> _SHORT EXERCISE_: Render every line of the material below as a JSON list of strings, one string per line, leaving out blank lines.

## Start

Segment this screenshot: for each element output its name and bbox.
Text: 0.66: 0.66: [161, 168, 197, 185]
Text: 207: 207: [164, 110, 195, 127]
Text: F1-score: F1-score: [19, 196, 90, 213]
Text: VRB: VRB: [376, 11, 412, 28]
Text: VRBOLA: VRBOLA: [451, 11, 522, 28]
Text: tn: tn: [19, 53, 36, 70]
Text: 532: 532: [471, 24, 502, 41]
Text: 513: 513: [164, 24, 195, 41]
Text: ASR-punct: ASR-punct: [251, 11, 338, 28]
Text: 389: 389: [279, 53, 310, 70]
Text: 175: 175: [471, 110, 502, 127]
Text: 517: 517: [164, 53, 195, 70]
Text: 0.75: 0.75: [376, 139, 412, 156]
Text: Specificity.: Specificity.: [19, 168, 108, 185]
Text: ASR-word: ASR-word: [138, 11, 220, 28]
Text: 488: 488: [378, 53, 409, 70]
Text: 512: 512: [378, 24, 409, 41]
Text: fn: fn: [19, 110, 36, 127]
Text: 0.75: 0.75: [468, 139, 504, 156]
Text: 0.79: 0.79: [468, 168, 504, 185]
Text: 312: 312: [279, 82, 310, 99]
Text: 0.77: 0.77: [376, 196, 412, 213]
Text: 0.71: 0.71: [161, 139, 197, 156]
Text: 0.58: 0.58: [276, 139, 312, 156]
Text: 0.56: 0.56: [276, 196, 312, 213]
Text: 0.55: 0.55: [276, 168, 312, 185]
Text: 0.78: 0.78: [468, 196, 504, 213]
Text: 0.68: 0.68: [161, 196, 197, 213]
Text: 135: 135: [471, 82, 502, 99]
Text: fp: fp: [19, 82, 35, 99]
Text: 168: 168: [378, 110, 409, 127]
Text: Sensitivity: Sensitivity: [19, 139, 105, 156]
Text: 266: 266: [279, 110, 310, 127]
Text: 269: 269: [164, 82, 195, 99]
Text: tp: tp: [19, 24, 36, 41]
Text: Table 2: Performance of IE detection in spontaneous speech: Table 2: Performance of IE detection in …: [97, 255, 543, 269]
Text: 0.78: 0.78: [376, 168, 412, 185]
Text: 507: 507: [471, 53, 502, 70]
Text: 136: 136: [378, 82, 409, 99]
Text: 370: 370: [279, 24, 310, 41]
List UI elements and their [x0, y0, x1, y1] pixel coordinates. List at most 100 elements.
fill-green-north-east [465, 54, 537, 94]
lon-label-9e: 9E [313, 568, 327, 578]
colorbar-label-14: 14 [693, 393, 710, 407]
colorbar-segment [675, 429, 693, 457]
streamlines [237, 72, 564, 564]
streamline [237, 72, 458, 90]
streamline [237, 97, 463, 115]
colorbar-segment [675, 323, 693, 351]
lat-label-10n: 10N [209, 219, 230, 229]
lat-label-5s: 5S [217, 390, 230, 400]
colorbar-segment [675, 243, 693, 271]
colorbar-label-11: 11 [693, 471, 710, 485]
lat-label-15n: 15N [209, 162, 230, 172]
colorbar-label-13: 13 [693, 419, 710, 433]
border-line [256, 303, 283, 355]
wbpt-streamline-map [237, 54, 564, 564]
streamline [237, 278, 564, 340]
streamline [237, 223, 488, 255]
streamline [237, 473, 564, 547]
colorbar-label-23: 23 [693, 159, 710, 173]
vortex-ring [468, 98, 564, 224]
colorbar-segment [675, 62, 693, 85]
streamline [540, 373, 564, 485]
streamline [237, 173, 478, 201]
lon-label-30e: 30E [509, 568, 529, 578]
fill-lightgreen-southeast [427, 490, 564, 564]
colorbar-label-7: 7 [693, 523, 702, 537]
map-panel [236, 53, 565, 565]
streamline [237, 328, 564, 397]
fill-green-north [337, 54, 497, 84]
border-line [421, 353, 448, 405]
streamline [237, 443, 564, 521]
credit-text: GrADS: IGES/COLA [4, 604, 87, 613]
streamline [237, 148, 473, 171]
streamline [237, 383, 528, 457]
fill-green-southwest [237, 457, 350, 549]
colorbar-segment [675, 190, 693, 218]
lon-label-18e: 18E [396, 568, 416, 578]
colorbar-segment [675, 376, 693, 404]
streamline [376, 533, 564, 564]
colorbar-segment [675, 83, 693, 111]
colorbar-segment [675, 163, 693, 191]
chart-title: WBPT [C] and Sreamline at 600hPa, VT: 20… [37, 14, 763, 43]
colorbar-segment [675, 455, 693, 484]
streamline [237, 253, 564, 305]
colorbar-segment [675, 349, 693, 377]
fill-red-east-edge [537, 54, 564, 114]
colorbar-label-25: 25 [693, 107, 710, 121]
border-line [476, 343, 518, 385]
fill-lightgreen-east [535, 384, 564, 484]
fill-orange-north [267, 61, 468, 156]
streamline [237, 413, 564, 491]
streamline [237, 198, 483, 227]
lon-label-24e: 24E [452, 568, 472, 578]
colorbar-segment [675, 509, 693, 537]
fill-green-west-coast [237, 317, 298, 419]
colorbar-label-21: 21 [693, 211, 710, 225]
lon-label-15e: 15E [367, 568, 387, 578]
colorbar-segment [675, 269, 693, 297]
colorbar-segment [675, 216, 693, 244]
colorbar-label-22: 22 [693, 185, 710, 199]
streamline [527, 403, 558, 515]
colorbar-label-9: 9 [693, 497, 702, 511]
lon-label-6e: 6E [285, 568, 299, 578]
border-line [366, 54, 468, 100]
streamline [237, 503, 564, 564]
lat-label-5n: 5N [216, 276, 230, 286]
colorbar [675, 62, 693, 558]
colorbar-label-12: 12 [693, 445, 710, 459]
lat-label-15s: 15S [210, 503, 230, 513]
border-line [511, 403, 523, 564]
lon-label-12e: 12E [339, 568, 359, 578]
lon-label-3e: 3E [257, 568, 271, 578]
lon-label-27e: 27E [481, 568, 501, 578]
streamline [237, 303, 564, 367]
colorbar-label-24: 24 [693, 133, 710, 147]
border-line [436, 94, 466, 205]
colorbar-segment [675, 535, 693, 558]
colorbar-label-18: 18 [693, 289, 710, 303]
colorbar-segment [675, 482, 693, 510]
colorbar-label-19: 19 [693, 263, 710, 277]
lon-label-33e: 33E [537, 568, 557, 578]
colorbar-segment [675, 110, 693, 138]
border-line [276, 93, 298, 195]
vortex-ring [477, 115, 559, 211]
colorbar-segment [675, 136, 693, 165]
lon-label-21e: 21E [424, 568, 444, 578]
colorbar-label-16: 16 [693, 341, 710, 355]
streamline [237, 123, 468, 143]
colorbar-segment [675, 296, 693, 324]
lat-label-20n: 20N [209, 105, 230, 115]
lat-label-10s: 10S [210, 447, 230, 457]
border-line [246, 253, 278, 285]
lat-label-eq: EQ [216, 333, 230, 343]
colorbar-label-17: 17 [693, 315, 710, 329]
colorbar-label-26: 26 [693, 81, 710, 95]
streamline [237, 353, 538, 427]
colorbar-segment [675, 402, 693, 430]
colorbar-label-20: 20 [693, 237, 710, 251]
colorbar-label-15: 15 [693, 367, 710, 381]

## End

> _REPLY_:
[
  "Segment this screenshot: for each element output its name and bbox.",
  "Text: 0.66: 0.66: [161, 168, 197, 185]",
  "Text: 207: 207: [164, 110, 195, 127]",
  "Text: F1-score: F1-score: [19, 196, 90, 213]",
  "Text: VRB: VRB: [376, 11, 412, 28]",
  "Text: VRBOLA: VRBOLA: [451, 11, 522, 28]",
  "Text: tn: tn: [19, 53, 36, 70]",
  "Text: 532: 532: [471, 24, 502, 41]",
  "Text: 513: 513: [164, 24, 195, 41]",
  "Text: ASR-punct: ASR-punct: [251, 11, 338, 28]",
  "Text: 389: 389: [279, 53, 310, 70]",
  "Text: 175: 175: [471, 110, 502, 127]",
  "Text: 517: 517: [164, 53, 195, 70]",
  "Text: 0.75: 0.75: [376, 139, 412, 156]",
  "Text: Specificity.: Specificity.: [19, 168, 108, 185]",
  "Text: ASR-word: ASR-word: [138, 11, 220, 28]",
  "Text: 488: 488: [378, 53, 409, 70]",
  "Text: 512: 512: [378, 24, 409, 41]",
  "Text: fn: fn: [19, 110, 36, 127]",
  "Text: 0.75: 0.75: [468, 139, 504, 156]",
  "Text: 0.79: 0.79: [468, 168, 504, 185]",
  "Text: 312: 312: [279, 82, 310, 99]",
  "Text: 0.77: 0.77: [376, 196, 412, 213]",
  "Text: 0.71: 0.71: [161, 139, 197, 156]",
  "Text: 0.58: 0.58: [276, 139, 312, 156]",
  "Text: 0.56: 0.56: [276, 196, 312, 213]",
  "Text: 0.55: 0.55: [276, 168, 312, 185]",
  "Text: 0.78: 0.78: [468, 196, 504, 213]",
  "Text: 0.68: 0.68: [161, 196, 197, 213]",
  "Text: 135: 135: [471, 82, 502, 99]",
  "Text: fp: fp: [19, 82, 35, 99]",
  "Text: 168: 168: [378, 110, 409, 127]",
  "Text: Sensitivity: Sensitivity: [19, 139, 105, 156]",
  "Text: 266: 266: [279, 110, 310, 127]",
  "Text: 269: 269: [164, 82, 195, 99]",
  "Text: tp: tp: [19, 24, 36, 41]",
  "Text: Table 2: Performance of IE detection in spontaneous speech: Table 2: Performance of IE detection in …: [97, 255, 543, 269]",
  "Text: 0.78: 0.78: [376, 168, 412, 185]",
  "Text: 507: 507: [471, 53, 502, 70]",
  "Text: 136: 136: [378, 82, 409, 99]",
  "Text: 370: 370: [279, 24, 310, 41]",
  "List UI elements and their [x0, y0, x1, y1] pixel coordinates. List at most 100 elements.",
  "fill-green-north-east [465, 54, 537, 94]",
  "lon-label-9e: 9E [313, 568, 327, 578]",
  "colorbar-label-14: 14 [693, 393, 710, 407]",
  "colorbar-segment [675, 429, 693, 457]",
  "streamlines [237, 72, 564, 564]",
  "streamline [237, 72, 458, 90]",
  "streamline [237, 97, 463, 115]",
  "colorbar-segment [675, 323, 693, 351]",
  "lat-label-10n: 10N [209, 219, 230, 229]",
  "lat-label-5s: 5S [217, 390, 230, 400]",
  "colorbar-segment [675, 243, 693, 271]",
  "colorbar-label-11: 11 [693, 471, 710, 485]",
  "lat-label-15n: 15N [209, 162, 230, 172]",
  "colorbar-label-13: 13 [693, 419, 710, 433]",
  "border-line [256, 303, 283, 355]",
  "wbpt-streamline-map [237, 54, 564, 564]",
  "streamline [237, 278, 564, 340]",
  "streamline [237, 223, 488, 255]",
  "streamline [237, 473, 564, 547]",
  "colorbar-label-23: 23 [693, 159, 710, 173]",
  "vortex-ring [468, 98, 564, 224]",
  "colorbar-segment [675, 62, 693, 85]",
  "streamline [540, 373, 564, 485]",
  "streamline [237, 173, 478, 201]",
  "lon-label-30e: 30E [509, 568, 529, 578]",
  "fill-lightgreen-southeast [427, 490, 564, 564]",
  "colorbar-label-7: 7 [693, 523, 702, 537]",
  "map-panel [236, 53, 565, 565]",
  "streamline [237, 328, 564, 397]",
  "fill-green-north [337, 54, 497, 84]",
  "border-line [421, 353, 448, 405]",
  "streamline [237, 443, 564, 521]",
  "credit-text: GrADS: IGES/COLA [4, 604, 87, 613]",
  "streamline [237, 148, 473, 171]",
  "streamline [237, 383, 528, 457]",
  "fill-green-southwest [237, 457, 350, 549]",
  "colorbar-segment [675, 190, 693, 218]",
  "lon-label-18e: 18E [396, 568, 416, 578]",
  "colorbar-segment [675, 376, 693, 404]",
  "streamline [376, 533, 564, 564]",
  "colorbar-segment [675, 83, 693, 111]",
  "colorbar-segment [675, 163, 693, 191]",
  "chart-title: WBPT [C] and Sreamline at 600hPa, VT: 20… [37, 14, 763, 43]",
  "colorbar-segment [675, 455, 693, 484]",
  "streamline [237, 253, 564, 305]",
  "colorbar-segment [675, 349, 693, 377]",
  "fill-red-east-edge [537, 54, 564, 114]",
  "colorbar-label-25: 25 [693, 107, 710, 121]",
  "border-line [476, 343, 518, 385]",
  "fill-lightgreen-east [535, 384, 564, 484]",
  "fill-orange-north [267, 61, 468, 156]",
  "streamline [237, 413, 564, 491]",
  "streamline [237, 198, 483, 227]",
  "lon-label-24e: 24E [452, 568, 472, 578]",
  "colorbar-segment [675, 509, 693, 537]",
  "fill-green-west-coast [237, 317, 298, 419]",
  "colorbar-label-21: 21 [693, 211, 710, 225]",
  "lon-label-15e: 15E [367, 568, 387, 578]",
  "colorbar-segment [675, 269, 693, 297]",
  "colorbar-segment [675, 216, 693, 244]",
  "colorbar-label-22: 22 [693, 185, 710, 199]",
  "streamline [527, 403, 558, 515]",
  "colorbar-label-9: 9 [693, 497, 702, 511]",
  "lon-label-6e: 6E [285, 568, 299, 578]",
  "border-line [366, 54, 468, 100]",
  "streamline [237, 503, 564, 564]",
  "lat-label-5n: 5N [216, 276, 230, 286]",
  "colorbar [675, 62, 693, 558]",
  "colorbar-label-12: 12 [693, 445, 710, 459]",
  "lat-label-15s: 15S [210, 503, 230, 513]",
  "border-line [511, 403, 523, 564]",
  "lon-label-12e: 12E [339, 568, 359, 578]",
  "lon-label-3e: 3E [257, 568, 271, 578]",
  "lon-label-27e: 27E [481, 568, 501, 578]",
  "streamline [237, 303, 564, 367]",
  "colorbar-label-24: 24 [693, 133, 710, 147]",
  "border-line [436, 94, 466, 205]",
  "colorbar-segment [675, 535, 693, 558]",
  "colorbar-label-18: 18 [693, 289, 710, 303]",
  "colorbar-segment [675, 482, 693, 510]",
  "colorbar-label-19: 19 [693, 263, 710, 277]",
  "lon-label-33e: 33E [537, 568, 557, 578]",
  "colorbar-segment [675, 110, 693, 138]",
  "border-line [276, 93, 298, 195]",
  "vortex-ring [477, 115, 559, 211]",
  "colorbar-segment [675, 136, 693, 165]",
  "lon-label-21e: 21E [424, 568, 444, 578]",
  "colorbar-label-16: 16 [693, 341, 710, 355]",
  "streamline [237, 123, 468, 143]",
  "colorbar-segment [675, 296, 693, 324]",
  "lat-label-20n: 20N [209, 105, 230, 115]",
  "lat-label-10s: 10S [210, 447, 230, 457]",
  "border-line [246, 253, 278, 285]",
  "lat-label-eq: EQ [216, 333, 230, 343]",
  "colorbar-label-17: 17 [693, 315, 710, 329]",
  "colorbar-label-26: 26 [693, 81, 710, 95]",
  "streamline [237, 353, 538, 427]",
  "colorbar-segment [675, 402, 693, 430]",
  "colorbar-label-20: 20 [693, 237, 710, 251]",
  "colorbar-label-15: 15 [693, 367, 710, 381]"
]